### [WHAT IS EXPECTED]
Repeat each record below exactly as given.

### [DATA TO USE]
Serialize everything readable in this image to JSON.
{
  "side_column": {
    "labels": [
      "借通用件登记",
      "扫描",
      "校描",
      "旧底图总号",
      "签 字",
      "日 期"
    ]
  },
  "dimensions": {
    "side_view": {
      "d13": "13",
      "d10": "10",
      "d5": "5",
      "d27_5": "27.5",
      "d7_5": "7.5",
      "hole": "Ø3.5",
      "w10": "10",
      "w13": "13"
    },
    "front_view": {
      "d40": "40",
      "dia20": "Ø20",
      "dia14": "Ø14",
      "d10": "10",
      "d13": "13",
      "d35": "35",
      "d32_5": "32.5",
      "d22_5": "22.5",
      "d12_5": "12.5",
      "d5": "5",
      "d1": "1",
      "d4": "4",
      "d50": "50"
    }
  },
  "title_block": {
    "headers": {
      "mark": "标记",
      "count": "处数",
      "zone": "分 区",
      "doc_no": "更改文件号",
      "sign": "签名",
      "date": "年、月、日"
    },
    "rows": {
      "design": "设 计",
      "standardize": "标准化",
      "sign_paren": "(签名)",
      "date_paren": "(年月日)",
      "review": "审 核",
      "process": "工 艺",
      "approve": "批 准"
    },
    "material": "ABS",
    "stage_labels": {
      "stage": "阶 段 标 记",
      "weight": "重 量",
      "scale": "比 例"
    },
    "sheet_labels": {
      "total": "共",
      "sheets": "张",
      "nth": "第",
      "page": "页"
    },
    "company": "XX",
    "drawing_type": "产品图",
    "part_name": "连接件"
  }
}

### [COMPLETED TASK]
Serialize everything readable in this image to JSON.
{
  "side_column": {
    "labels": [
      "借通用件登记",
      "扫描",
      "校描",
      "旧底图总号",
      "签 字",
      "日 期"
    ]
  },
  "dimensions": {
    "side_view": {
      "d13": "13",
      "d10": "10",
      "d5": "5",
      "d27_5": "27.5",
      "d7_5": "7.5",
      "hole": "Ø3.5",
      "w10": "10",
      "w13": "13"
    },
    "front_view": {
      "d40": "40",
      "dia20": "Ø20",
      "dia14": "Ø14",
      "d10": "10",
      "d13": "13",
      "d35": "35",
      "d32_5": "32.5",
      "d22_5": "22.5",
      "d12_5": "12.5",
      "d5": "5",
      "d1": "1",
      "d4": "4",
      "d50": "50"
    }
  },
  "title_block": {
    "headers": {
      "mark": "标记",
      "count": "处数",
      "zone": "分 区",
      "doc_no": "更改文件号",
      "sign": "签名",
      "date": "年、月、日"
    },
    "rows": {
      "design": "设 计",
      "standardize": "标准化",
      "sign_paren": "(签名)",
      "date_paren": "(年月日)",
      "review": "审 核",
      "process": "工 艺",
      "approve": "批 准"
    },
    "material": "ABS",
    "stage_labels": {
      "stage": "阶 段 标 记",
      "weight": "重 量",
      "scale": "比 例"
    },
    "sheet_labels": {
      "total": "共",
      "sheets": "张",
      "nth": "第",
      "page": "页"
    },
    "company": "XX",
    "drawing_type": "产品图",
    "part_name": "连接件"
  }
}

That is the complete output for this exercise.